→ **PROBLEM STATEMENT**:
Return all lines with the word "studies" in them.

→ **SUPPLIED RECORDS**:
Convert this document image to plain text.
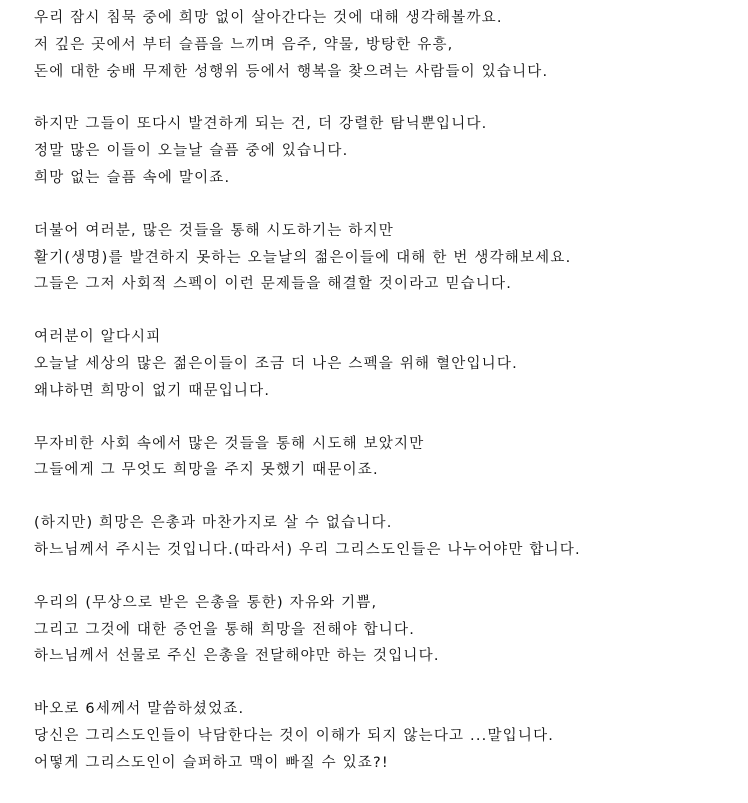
우리 잠시 침묵 중에 희망 없이 살아간다는 것에 대해 생각해볼까요.
저 깊은 곳에서 부터 슬픔을 느끼며 음주, 약물, 방탕한 유흥,
돈에 대한 숭배 무제한 성행위 등에서 행복을 찾으려는 사람들이 있습니다.
하지만 그들이 또다시 발견하게 되는 건, 더 강렬한 탐닉뿐입니다.
정말 많은 이들이 오늘날 슬픔 중에 있습니다.
희망 없는 슬픔 속에 말이죠.
더불어 여러분, 많은 것들을 통해 시도하기는 하지만
활기(생명)를 발견하지 못하는 오늘날의 젊은이들에 대해 한 번 생각해보세요.
그들은 그저 사회적 스펙이 이런 문제들을 해결할 것이라고 믿습니다.
여러분이 알다시피
오늘날 세상의 많은 젊은이들이 조금 더 나은 스펙을 위해 혈안입니다.
왜냐하면 희망이 없기 때문입니다.
무자비한 사회 속에서 많은 것들을 통해 시도해 보았지만
그들에게 그 무엇도 희망을 주지 못했기 때문이죠.
(하지만) 희망은 은총과 마찬가지로 살 수 없습니다.
하느님께서 주시는 것입니다.(따라서) 우리 그리스도인들은 나누어야만 합니다.
우리의 (무상으로 받은 은총을 통한) 자유와 기쁨,
그리고 그것에 대한 증언을 통해 희망을 전해야 합니다.
하느님께서 선물로 주신 은총을 전달해야만 하는 것입니다.
바오로 6세께서 말씀하셨었죠.
당신은 그리스도인들이 낙담한다는 것이 이해가 되지 않는다고 ...말입니다.
어떻게 그리스도인이 슬퍼하고 맥이 빠질 수 있죠?!
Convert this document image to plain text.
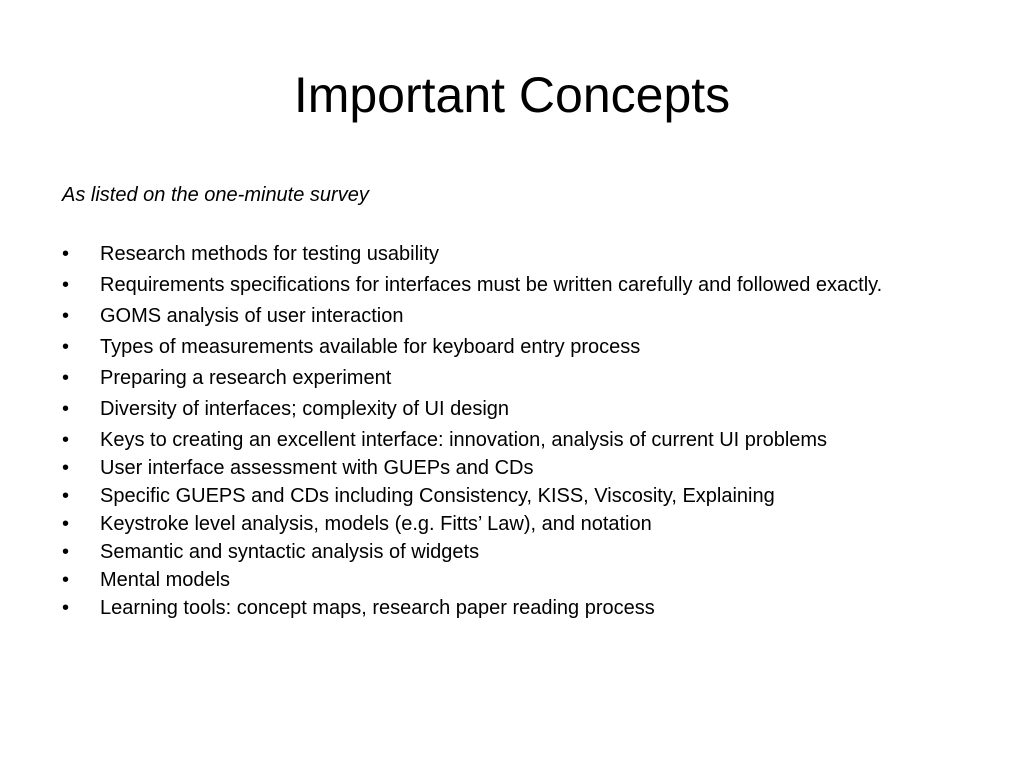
Important Concepts

As listed on the one-minute survey

•	Research methods for testing usability
•	Requirements specifications for interfaces must be written carefully and followed exactly.
•	GOMS analysis of user interaction
•	Types of measurements available for keyboard entry process
•	Preparing a research experiment
•	Diversity of interfaces; complexity of UI design
•	Keys to creating an excellent interface: innovation, analysis of current UI problems
•	User interface assessment with GUEPs and CDs
•	Specific GUEPS and CDs including Consistency, KISS, Viscosity, Explaining
•	Keystroke level analysis, models (e.g. Fitts’ Law), and notation
•	Semantic and syntactic analysis of widgets
•	Mental models
•	Learning tools: concept maps, research paper reading process
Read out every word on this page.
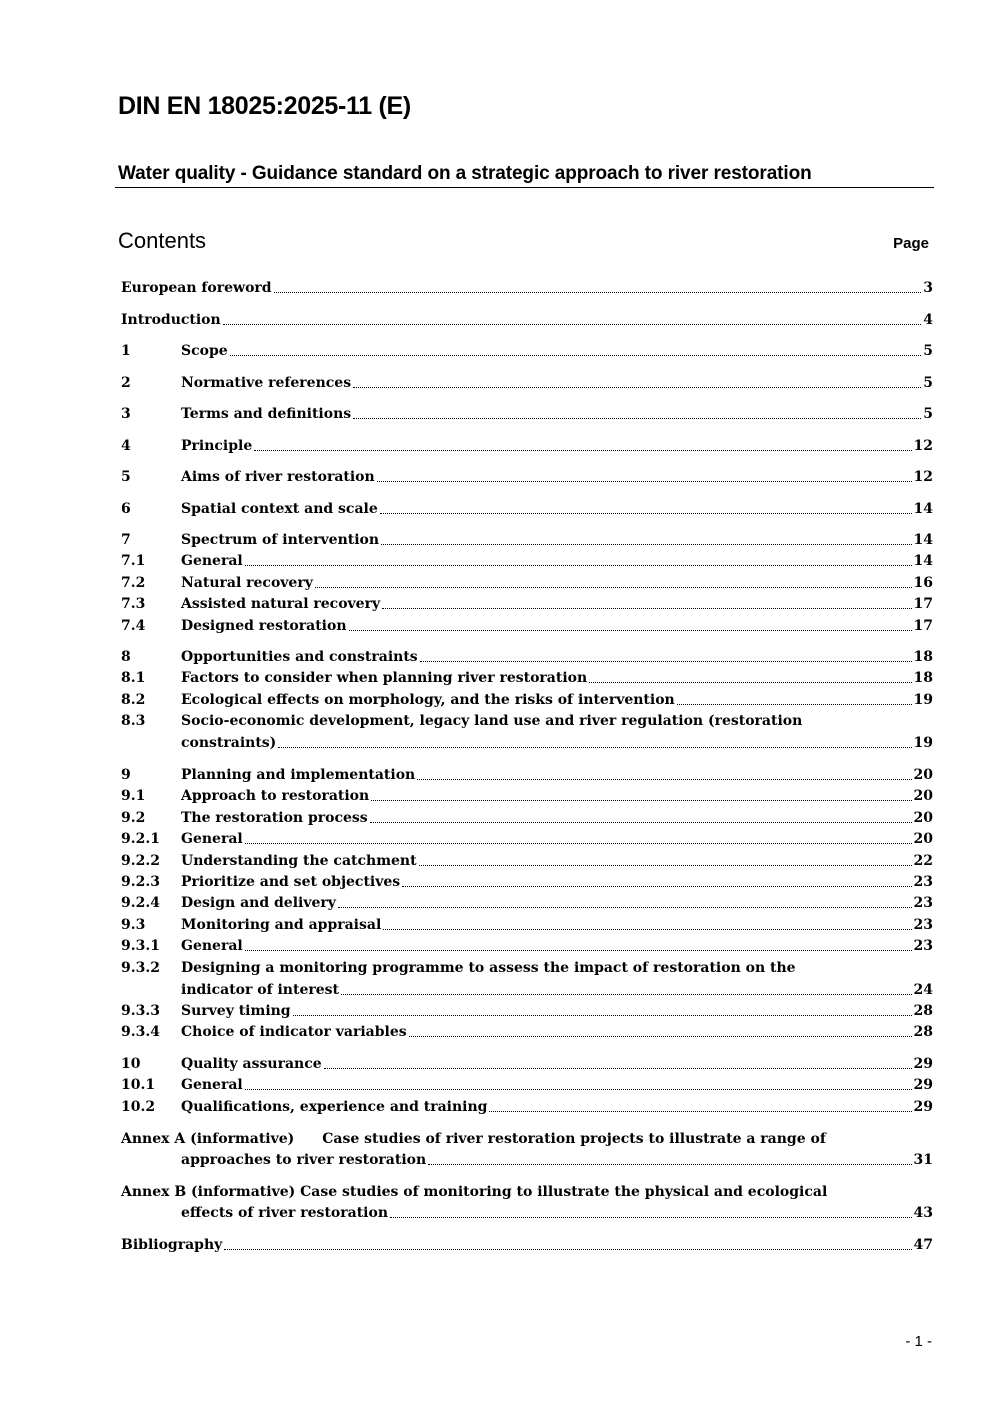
DIN EN 18025:2025-11 (E)
Water quality - Guidance standard on a strategic approach to river restoration
Contents	Page
European foreword	3
Introduction	4
1	Scope	5
2	Normative references	5
3	Terms and definitions	5
4	Principle	12
5	Aims of river restoration	12
6	Spatial context and scale	14
7	Spectrum of intervention	14
7.1	General	14
7.2	Natural recovery	16
7.3	Assisted natural recovery	17
7.4	Designed restoration	17
8	Opportunities and constraints	18
8.1	Factors to consider when planning river restoration	18
8.2	Ecological effects on morphology, and the risks of intervention	19
8.3	Socio-economic development, legacy land use and river regulation (restoration
constraints)	19
9	Planning and implementation	20
9.1	Approach to restoration	20
9.2	The restoration process	20
9.2.1	General	20
9.2.2	Understanding the catchment	22
9.2.3	Prioritize and set objectives	23
9.2.4	Design and delivery	23
9.3	Monitoring and appraisal	23
9.3.1	General	23
9.3.2 Designing a monitoring programme to assess the impact of restoration on the
indicator of interest	24
9.3.3	Survey timing	28
9.3.4	Choice of indicator variables	28
10	Quality assurance	29
10.1	General	29
10.2	Qualifications, experience and training	29
Annex A (informative) Case studies of river restoration projects to illustrate a range of
approaches to river restoration	31
Annex B (informative) Case studies of monitoring to illustrate the physical and ecological
effects of river restoration	43
Bibliography	47
- 1 -
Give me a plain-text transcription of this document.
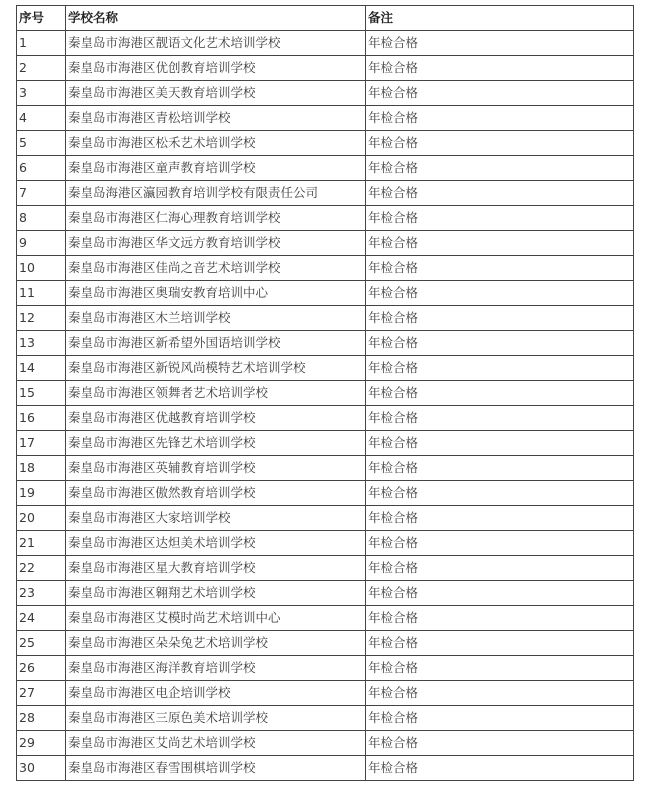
序号	学校名称	备注
1	秦皇岛市海港区靓语文化艺术培训学校	年检合格
2	秦皇岛市海港区优创教育培训学校	年检合格
3	秦皇岛市海港区美天教育培训学校	年检合格
4	秦皇岛市海港区青松培训学校	年检合格
5	秦皇岛市海港区松禾艺术培训学校	年检合格
6	秦皇岛市海港区童声教育培训学校	年检合格
7	秦皇岛海港区瀛园教育培训学校有限责任公司	年检合格
8	秦皇岛市海港区仁海心理教育培训学校	年检合格
9	秦皇岛市海港区华文远方教育培训学校	年检合格
10	秦皇岛市海港区佳尚之音艺术培训学校	年检合格
11	秦皇岛市海港区奥瑞安教育培训中心	年检合格
12	秦皇岛市海港区木兰培训学校	年检合格
13	秦皇岛市海港区新希望外国语培训学校	年检合格
14	秦皇岛市海港区新锐风尚模特艺术培训学校	年检合格
15	秦皇岛市海港区领舞者艺术培训学校	年检合格
16	秦皇岛市海港区优越教育培训学校	年检合格
17	秦皇岛市海港区先锋艺术培训学校	年检合格
18	秦皇岛市海港区英辅教育培训学校	年检合格
19	秦皇岛市海港区傲然教育培训学校	年检合格
20	秦皇岛市海港区大家培训学校	年检合格
21	秦皇岛市海港区达炟美术培训学校	年检合格
22	秦皇岛市海港区星大教育培训学校	年检合格
23	秦皇岛市海港区翱翔艺术培训学校	年检合格
24	秦皇岛市海港区艾模时尚艺术培训中心	年检合格
25	秦皇岛市海港区朵朵兔艺术培训学校	年检合格
26	秦皇岛市海港区海洋教育培训学校	年检合格
27	秦皇岛市海港区电企培训学校	年检合格
28	秦皇岛市海港区三原色美术培训学校	年检合格
29	秦皇岛市海港区艾尚艺术培训学校	年检合格
30	秦皇岛市海港区春雪围棋培训学校	年检合格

→ **EXERCISE RESULT**:
Annex A (informative) Case studies of river restoration projects to illustrate a range of
Annex B (informative) Case studies of monitoring to illustrate the physical and ecological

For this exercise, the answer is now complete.